» Provided text:

=-=-=-=-=

These Symphony-commissioned feature articles offer insights into the music you'll hear in the concert hall. We hope you'll find them provocative and entertaining.

May 12, 2015

Jonathan Vinocour: for San Francisco Symphony's Principal Viola, it's all in the family
When we caught up with the San Francisco Symphony's Principal Viola, 36-year-old Jonathan Vinocour, he was busy preparing for a quick getaway to Las Vegas with his wife, Jessica Valeri, who plays horn in the San Francisco Symphony.


"Jessica is pregnant with our first child, and our new son is due very soon. This may be our very last chance for a very long time to just do a couple of things," Vinocour said with a laugh. "We'll be relaxing by the pool, going to see Cirque du Soleil's O, hopefully eating out at romantic restaurants. In fact, right after this conversation we're running to the doctor to make sure everything's OK for the trip!"

In addition to the flurry of activity a new child brings, Vinocour will be preparing to headline the SF Symphony's performance of Mozart's Sinfonia Concertante for Violin and Viola, one of the most beloved and intimate pieces in the classical repertoire, with the SF Symphony Concertmaster, Alexander Barantschik. "It's a masterpiece," Vinocour says. "One of the true showpieces for the viola."

Vinocour, originally from Rochester, New York, fell for music at a very young age, and was encouraged by his parents to pursue his passion. He played piano and even drums until he settled on the viola for its more personable qualities and rich sound — and the fact that it was more intriguing to him than the violin or cello.

"The range of the viola is close to the familiar human one," Vinocour says. "It can sing, but more often it adds color to a piece of music, drawing you in and making you curious to hear more. It's used to add dimension and a bit of mystery."

=-=-=-=-=

» Data excerpt:
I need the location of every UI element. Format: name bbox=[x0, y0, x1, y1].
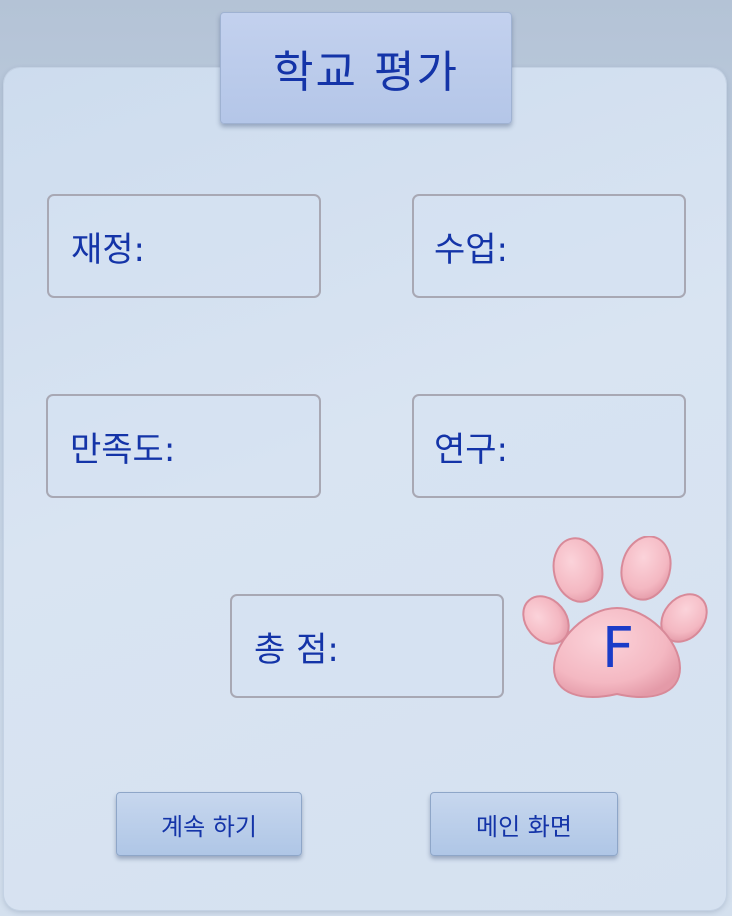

=-=-=-=-=

» Objective: List every musical instrument named in the article about Jonathan Vinocour.

» The result: viola, horn, piano, drums, violin, cello